• [To do]:
Filter the records below and copy every line containing the word "method".

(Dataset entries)
————
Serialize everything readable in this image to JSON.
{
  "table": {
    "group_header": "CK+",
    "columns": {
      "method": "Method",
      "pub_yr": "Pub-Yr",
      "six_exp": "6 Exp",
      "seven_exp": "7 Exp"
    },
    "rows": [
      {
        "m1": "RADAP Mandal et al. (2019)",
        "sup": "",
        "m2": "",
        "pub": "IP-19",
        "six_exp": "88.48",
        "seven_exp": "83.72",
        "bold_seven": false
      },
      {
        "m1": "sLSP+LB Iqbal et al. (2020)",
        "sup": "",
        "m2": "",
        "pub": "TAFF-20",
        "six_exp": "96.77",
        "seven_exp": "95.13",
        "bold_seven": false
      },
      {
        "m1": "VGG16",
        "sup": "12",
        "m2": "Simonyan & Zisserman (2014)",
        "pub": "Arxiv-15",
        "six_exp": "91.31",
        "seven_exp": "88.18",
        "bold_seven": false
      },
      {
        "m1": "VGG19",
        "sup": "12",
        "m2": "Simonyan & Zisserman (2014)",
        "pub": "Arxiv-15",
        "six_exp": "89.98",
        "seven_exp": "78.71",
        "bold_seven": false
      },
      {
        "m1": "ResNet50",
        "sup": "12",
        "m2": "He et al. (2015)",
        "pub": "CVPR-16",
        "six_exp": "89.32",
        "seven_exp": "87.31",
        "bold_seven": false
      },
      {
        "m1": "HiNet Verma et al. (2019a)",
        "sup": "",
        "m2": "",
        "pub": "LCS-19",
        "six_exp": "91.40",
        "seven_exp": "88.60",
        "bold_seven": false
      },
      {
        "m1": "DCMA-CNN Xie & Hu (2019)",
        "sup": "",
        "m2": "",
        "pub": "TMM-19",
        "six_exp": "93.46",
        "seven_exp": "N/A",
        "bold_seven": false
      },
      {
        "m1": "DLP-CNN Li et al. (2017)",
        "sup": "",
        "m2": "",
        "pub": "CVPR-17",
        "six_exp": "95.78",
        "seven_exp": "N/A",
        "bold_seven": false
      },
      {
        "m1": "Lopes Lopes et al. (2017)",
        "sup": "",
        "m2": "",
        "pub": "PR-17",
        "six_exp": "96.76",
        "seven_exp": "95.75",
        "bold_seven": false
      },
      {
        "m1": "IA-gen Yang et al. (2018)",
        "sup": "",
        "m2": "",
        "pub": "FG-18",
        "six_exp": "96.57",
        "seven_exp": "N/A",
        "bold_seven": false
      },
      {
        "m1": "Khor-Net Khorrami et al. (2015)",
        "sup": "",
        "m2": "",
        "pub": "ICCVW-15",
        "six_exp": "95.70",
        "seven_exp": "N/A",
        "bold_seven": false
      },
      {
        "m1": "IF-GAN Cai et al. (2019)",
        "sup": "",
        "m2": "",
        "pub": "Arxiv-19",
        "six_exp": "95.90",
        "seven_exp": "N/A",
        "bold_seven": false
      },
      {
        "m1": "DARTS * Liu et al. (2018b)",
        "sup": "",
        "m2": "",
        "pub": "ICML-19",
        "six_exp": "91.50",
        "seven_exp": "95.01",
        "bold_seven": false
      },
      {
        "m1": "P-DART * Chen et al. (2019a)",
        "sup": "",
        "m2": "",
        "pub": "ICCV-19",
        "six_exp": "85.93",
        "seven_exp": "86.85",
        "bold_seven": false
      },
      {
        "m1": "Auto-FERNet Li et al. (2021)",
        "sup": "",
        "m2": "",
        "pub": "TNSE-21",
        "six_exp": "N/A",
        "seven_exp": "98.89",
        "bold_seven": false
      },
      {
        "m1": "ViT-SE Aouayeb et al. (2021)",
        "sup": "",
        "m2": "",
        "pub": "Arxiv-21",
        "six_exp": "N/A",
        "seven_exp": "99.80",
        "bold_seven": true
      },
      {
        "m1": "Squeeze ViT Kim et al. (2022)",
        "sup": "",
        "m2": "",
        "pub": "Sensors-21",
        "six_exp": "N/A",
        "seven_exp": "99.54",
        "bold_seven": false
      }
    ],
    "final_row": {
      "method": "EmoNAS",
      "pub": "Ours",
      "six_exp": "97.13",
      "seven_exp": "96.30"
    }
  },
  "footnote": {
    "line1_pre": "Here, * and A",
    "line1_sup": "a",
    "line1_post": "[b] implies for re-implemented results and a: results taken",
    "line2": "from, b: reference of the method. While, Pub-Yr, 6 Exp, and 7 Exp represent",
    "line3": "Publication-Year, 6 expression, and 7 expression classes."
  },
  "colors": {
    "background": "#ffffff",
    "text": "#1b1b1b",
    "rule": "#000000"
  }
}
————
• [Answer to the problem]:
      "method": "Method",
      "method": "EmoNAS",
    "line2": "from, b: reference of the method. While, Pub-Yr, 6 Exp, and 7 Exp represent",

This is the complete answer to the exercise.